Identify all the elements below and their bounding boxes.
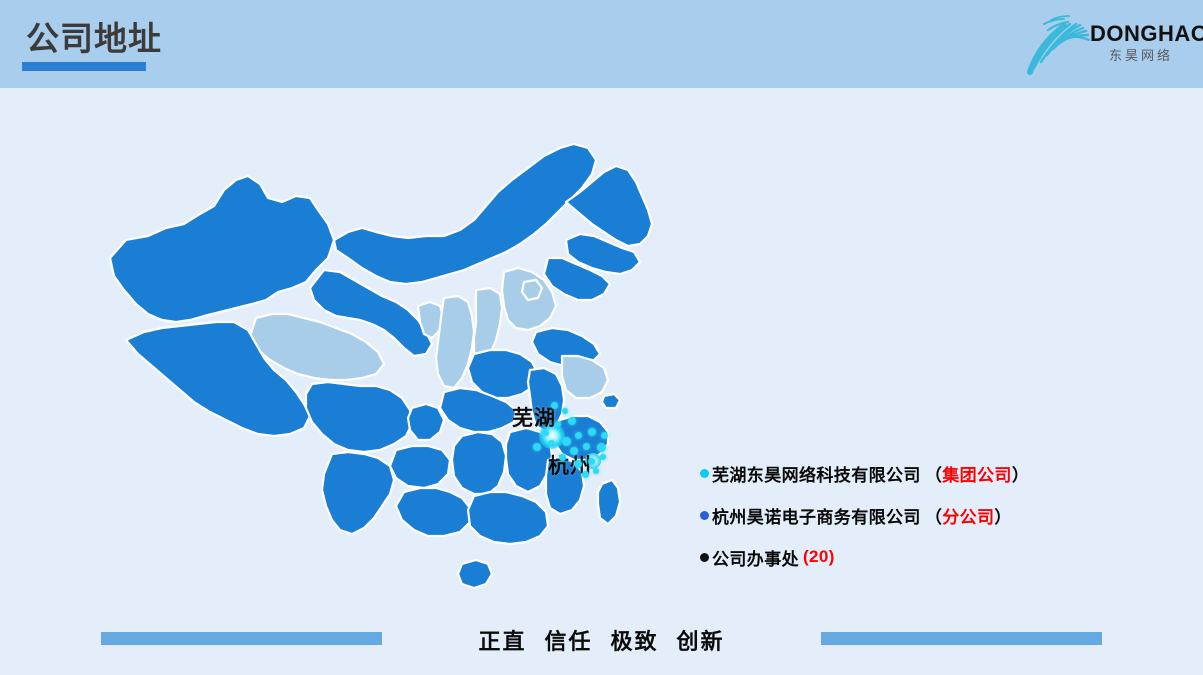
province-shaanxi xyxy=(436,296,474,388)
province-yunnan xyxy=(322,452,394,534)
legend: 芜湖东昊网络科技有限公司 （集团公司） 杭州昊诺电子商务有限公司 （分公司） 公… xyxy=(700,460,1170,586)
province-hunan xyxy=(452,432,506,494)
legend-bullet-icon xyxy=(700,553,709,562)
company-logo: DONGHAO 东昊网络 xyxy=(1018,8,1193,80)
slogan-word-1: 正直 xyxy=(478,629,526,654)
logo-text-block: DONGHAO 东昊网络 xyxy=(1090,21,1192,65)
legend-item-offices[interactable]: 公司办事处 (20) xyxy=(700,544,1170,570)
logo-subtitle: 东昊网络 xyxy=(1090,47,1192,65)
province-guangdong xyxy=(468,492,548,544)
slogan-word-4: 创新 xyxy=(677,629,725,654)
legend-company-tag: (20) xyxy=(803,547,835,567)
province-fujian xyxy=(546,458,584,514)
title-underline xyxy=(22,62,146,71)
tag-open-paren: （ xyxy=(925,508,942,527)
slogan-word-2: 信任 xyxy=(544,629,592,654)
tag-text: (20) xyxy=(803,547,835,566)
legend-bullet-icon xyxy=(700,511,709,520)
province-guizhou xyxy=(390,446,450,488)
legend-bullet-icon xyxy=(700,469,709,478)
legend-item-group-company[interactable]: 芜湖东昊网络科技有限公司 （集团公司） xyxy=(700,460,1170,486)
province-chongqing xyxy=(408,404,444,440)
legend-company-name: 杭州昊诺电子商务有限公司 xyxy=(712,503,921,528)
footer-slogan: 正直信任极致创新 xyxy=(0,624,1203,656)
province-sichuan xyxy=(306,382,412,452)
legend-item-branch-company[interactable]: 杭州昊诺电子商务有限公司 （分公司） xyxy=(700,502,1170,528)
donghao-feather-logo-icon xyxy=(1020,10,1092,76)
province-hainan xyxy=(458,560,492,588)
province-taiwan xyxy=(598,480,620,524)
tag-text: 分公司 xyxy=(942,508,994,527)
province-beijing xyxy=(522,280,542,300)
province-xinjiang xyxy=(110,176,334,322)
province-zhejiang xyxy=(554,416,608,460)
province-guangxi xyxy=(396,488,470,536)
china-map-svg xyxy=(96,140,676,610)
province-shanghai xyxy=(602,394,620,408)
china-map[interactable]: 芜湖 杭州 xyxy=(96,140,676,610)
legend-company-name: 公司办事处 xyxy=(712,545,799,570)
slogan-word-3: 极致 xyxy=(611,629,659,654)
legend-company-tag: （集团公司） xyxy=(925,461,1029,486)
tag-open-paren: （ xyxy=(925,466,942,485)
province-jiangsu xyxy=(562,356,608,398)
logo-name: DONGHAO xyxy=(1090,21,1192,46)
tag-close-paren: ） xyxy=(1012,466,1029,485)
tag-text: 集团公司 xyxy=(942,466,1012,485)
legend-company-name: 芜湖东昊网络科技有限公司 xyxy=(712,461,921,486)
slide-root: 公司地址 DONGHAO 东昊网络 xyxy=(0,0,1203,675)
page-title: 公司地址 xyxy=(26,18,162,60)
tag-close-paren: ） xyxy=(994,508,1011,527)
legend-company-tag: （分公司） xyxy=(925,503,1012,528)
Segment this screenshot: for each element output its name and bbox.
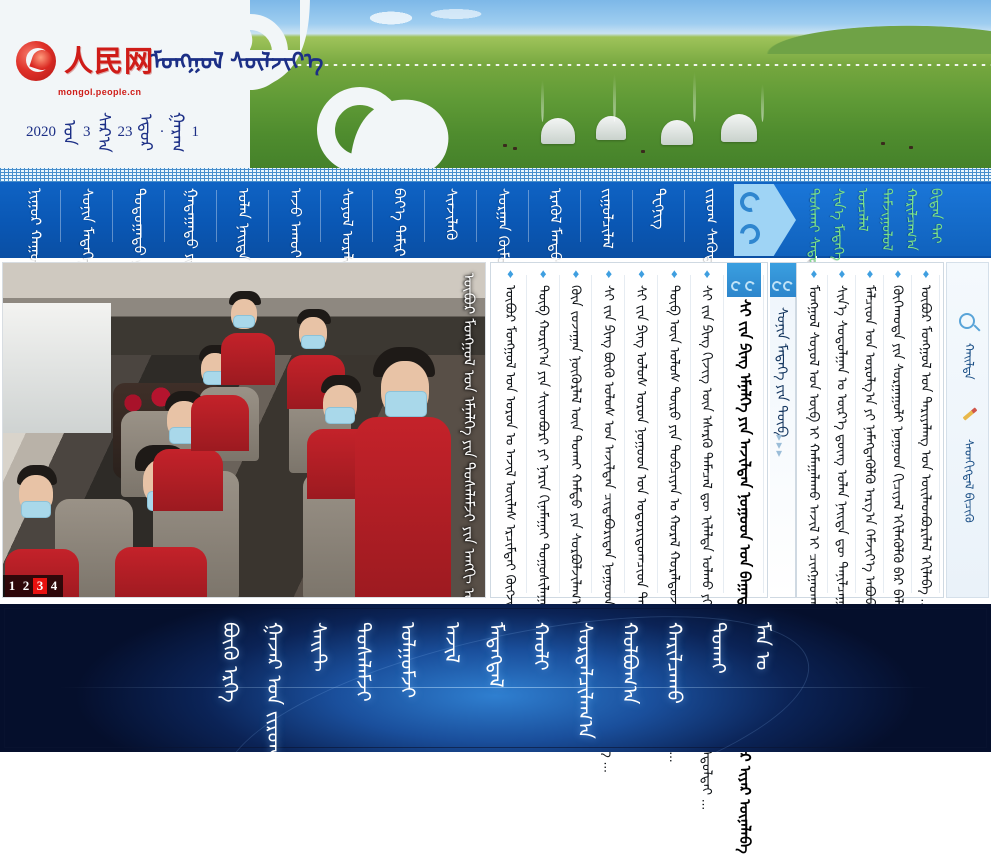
smoke-plume bbox=[613, 74, 616, 122]
main-content: ᠥᠪᠥᠷ ᠮᠣᠩᠭᠣᠯ ᠤᠨ ᠡᠮᠨᠡᠯᠭᠡ ᠶᠢᠨ ᠲᠤᠰᠠᠯᠠᠮᠵᠢ ᠶᠢᠨ… bbox=[0, 260, 991, 600]
date-separator: · bbox=[160, 124, 165, 141]
date-day-suffix: ᠡᠳᠦᠷ bbox=[138, 114, 155, 151]
news-item-6[interactable]: ♦ᠥᠪᠥᠷ ᠮᠣᠩᠭᠣᠯ ᠤᠨ ᠣᠷᠣᠨ ᠤ ᠠᠵᠢᠯ ᠦᠢᠯᠡᠰ ᠡᠷᠴᠢᠮᠲ… bbox=[495, 269, 526, 589]
write-comment-button[interactable]: ᠰᠡᠳᠬᠢᠭᠳᠡᠯ ᠪᠢᠴᠢᠬᠦ bbox=[947, 435, 990, 523]
column-separator bbox=[591, 275, 592, 593]
yurt-icon bbox=[661, 120, 693, 145]
yurt-icon bbox=[721, 114, 757, 142]
main-news-panel: ᠰᠢ ᠵᠢᠨ ᠫᠢᠩ ᠡᠮᠨᠡᠯᠭᠡ ᠶᠢᠨ ᠠᠵᠢᠯᠲᠠᠨ ᠨᠤᠭᠤᠳ ᠤᠨ … bbox=[490, 262, 768, 598]
smoke-plume bbox=[761, 84, 764, 122]
tool-rail: ᠬᠠᠢᠯᠲᠠ ᠰᠡᠳᠬᠢᠭᠳᠡᠯ ᠪᠢᠴᠢᠬᠦ bbox=[946, 262, 989, 598]
logo-chinese-text: 人民网 bbox=[64, 47, 154, 76]
swirl-icon bbox=[736, 220, 764, 248]
swirl-icon bbox=[782, 280, 795, 293]
smoke-plume bbox=[693, 72, 696, 122]
nav-item-4[interactable]: ᠣᠯᠠᠨ ᠨᠡᠢᠲᠡ bbox=[216, 184, 268, 254]
side-news-item-3[interactable]: ♦ᠰᠢᠨ᠎ᠡ ᠰᠤᠳᠤᠯᠭᠠᠨ ᠤ ᠦᠷ᠎ᠡ ᠳ᠋ᠦᠩ ᠣᠯᠠᠨ ᠨᠡᠢᠲᠡ ᠳ… bbox=[829, 269, 855, 589]
footer-link-10[interactable]: ᠰᠠᠢᠲ bbox=[307, 622, 329, 672]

★ ★ ★

### [DIRECTION]
Reproduce all of the data above line for line without changing anything, but leave the pictures out.

### [EXERCISE RESULT]
Identify all the elements below and their bounding boxes.
province-shaanxi xyxy=(436,296,474,388)
province-yunnan xyxy=(322,452,394,534)
legend: 芜湖东昊网络科技有限公司 （集团公司） 杭州昊诺电子商务有限公司 （分公司） 公… xyxy=(700,460,1170,586)
province-hunan xyxy=(452,432,506,494)
legend-bullet-icon xyxy=(700,553,709,562)
company-logo: DONGHAO 东昊网络 xyxy=(1018,8,1193,80)
slogan-word-1: 正直 xyxy=(478,629,526,654)
logo-text-block: DONGHAO 东昊网络 xyxy=(1090,21,1192,65)
legend-item-offices[interactable]: 公司办事处 (20) xyxy=(700,544,1170,570)
logo-subtitle: 东昊网络 xyxy=(1090,47,1192,65)
province-guangdong xyxy=(468,492,548,544)
slogan-word-4: 创新 xyxy=(677,629,725,654)
legend-company-tag: (20) xyxy=(803,547,835,567)
province-fujian xyxy=(546,458,584,514)
title-underline xyxy=(22,62,146,71)
tag-open-paren: （ xyxy=(925,508,942,527)
slogan-word-2: 信任 xyxy=(544,629,592,654)
tag-text: (20) xyxy=(803,547,835,566)
legend-bullet-icon xyxy=(700,511,709,520)
province-guizhou xyxy=(390,446,450,488)
legend-bullet-icon xyxy=(700,469,709,478)
legend-item-group-company[interactable]: 芜湖东昊网络科技有限公司 （集团公司） xyxy=(700,460,1170,486)
province-chongqing xyxy=(408,404,444,440)
legend-company-name: 杭州昊诺电子商务有限公司 xyxy=(712,503,921,528)
footer-slogan: 正直信任极致创新 xyxy=(0,624,1203,656)
province-sichuan xyxy=(306,382,412,452)
legend-item-branch-company[interactable]: 杭州昊诺电子商务有限公司 （分公司） xyxy=(700,502,1170,528)
donghao-feather-logo-icon xyxy=(1020,10,1092,76)
province-hainan xyxy=(458,560,492,588)
province-taiwan xyxy=(598,480,620,524)
tag-text: 分公司 xyxy=(942,508,994,527)
province-beijing xyxy=(522,280,542,300)
province-xinjiang xyxy=(110,176,334,322)
province-zhejiang xyxy=(554,416,608,460)
province-guangxi xyxy=(396,488,470,536)
china-map-svg xyxy=(96,140,676,610)
province-shanghai xyxy=(602,394,620,408)
china-map[interactable]: 芜湖 杭州 xyxy=(96,140,676,610)
legend-company-name: 公司办事处 xyxy=(712,545,799,570)
slogan-word-3: 极致 xyxy=(611,629,659,654)
legend-company-tag: （集团公司） xyxy=(925,461,1029,486)
tag-open-paren: （ xyxy=(925,466,942,485)
province-jiangsu xyxy=(562,356,608,398)
logo-name: DONGHAO xyxy=(1090,21,1192,46)
tag-close-paren: ） xyxy=(1012,466,1029,485)
tag-text: 集团公司 xyxy=(942,466,1012,485)
legend-company-name: 芜湖东昊网络科技有限公司 xyxy=(712,461,921,486)
slide-root: 公司地址 DONGHAO 东昊网络 xyxy=(0,0,1203,675)
page-title: 公司地址 xyxy=(26,18,162,60)
tag-close-paren: ） xyxy=(994,508,1011,527)
legend-company-tag: （分公司） xyxy=(925,503,1012,528)
Segment this screenshot: for each element output its name and bbox.
smoke-plume bbox=[613, 74, 616, 122]
main-content: ᠥᠪᠥᠷ ᠮᠣᠩᠭᠣᠯ ᠤᠨ ᠡᠮᠨᠡᠯᠭᠡ ᠶᠢᠨ ᠲᠤᠰᠠᠯᠠᠮᠵᠢ ᠶᠢᠨ… bbox=[0, 260, 991, 600]
date-separator: · bbox=[160, 124, 165, 141]
date-day-suffix: ᠡᠳᠦᠷ bbox=[138, 114, 155, 151]
news-item-6[interactable]: ♦ᠥᠪᠥᠷ ᠮᠣᠩᠭᠣᠯ ᠤᠨ ᠣᠷᠣᠨ ᠤ ᠠᠵᠢᠯ ᠦᠢᠯᠡᠰ ᠡᠷᠴᠢᠮᠲ… bbox=[495, 269, 526, 589]
write-comment-button[interactable]: ᠰᠡᠳᠬᠢᠭᠳᠡᠯ ᠪᠢᠴᠢᠬᠦ bbox=[947, 435, 990, 523]
column-separator bbox=[591, 275, 592, 593]
yurt-icon bbox=[661, 120, 693, 145]
yurt-icon bbox=[721, 114, 757, 142]
main-news-panel: ᠰᠢ ᠵᠢᠨ ᠫᠢᠩ ᠡᠮᠨᠡᠯᠭᠡ ᠶᠢᠨ ᠠᠵᠢᠯᠲᠠᠨ ᠨᠤᠭᠤᠳ ᠤᠨ … bbox=[490, 262, 768, 598]
smoke-plume bbox=[761, 84, 764, 122]
tool-rail: ᠬᠠᠢᠯᠲᠠ ᠰᠡᠳᠬᠢᠭᠳᠡᠯ ᠪᠢᠴᠢᠬᠦ bbox=[946, 262, 989, 598]
logo-chinese-text: 人民网 bbox=[64, 47, 154, 76]
swirl-icon bbox=[736, 220, 764, 248]
swirl-icon bbox=[782, 280, 795, 293]
smoke-plume bbox=[693, 72, 696, 122]
nav-item-4[interactable]: ᠣᠯᠠᠨ ᠨᠡᠢᠲᠡ bbox=[216, 184, 268, 254]
side-news-item-3[interactable]: ♦ᠰᠢᠨ᠎ᠡ ᠰᠤᠳᠤᠯᠭᠠᠨ ᠤ ᠦᠷ᠎ᠡ ᠳ᠋ᠦᠩ ᠣᠯᠠᠨ ᠨᠡᠢᠲᠡ ᠳ… bbox=[829, 269, 855, 589]
footer-link-10[interactable]: ᠰᠠᠢᠲ bbox=[307, 622, 329, 672]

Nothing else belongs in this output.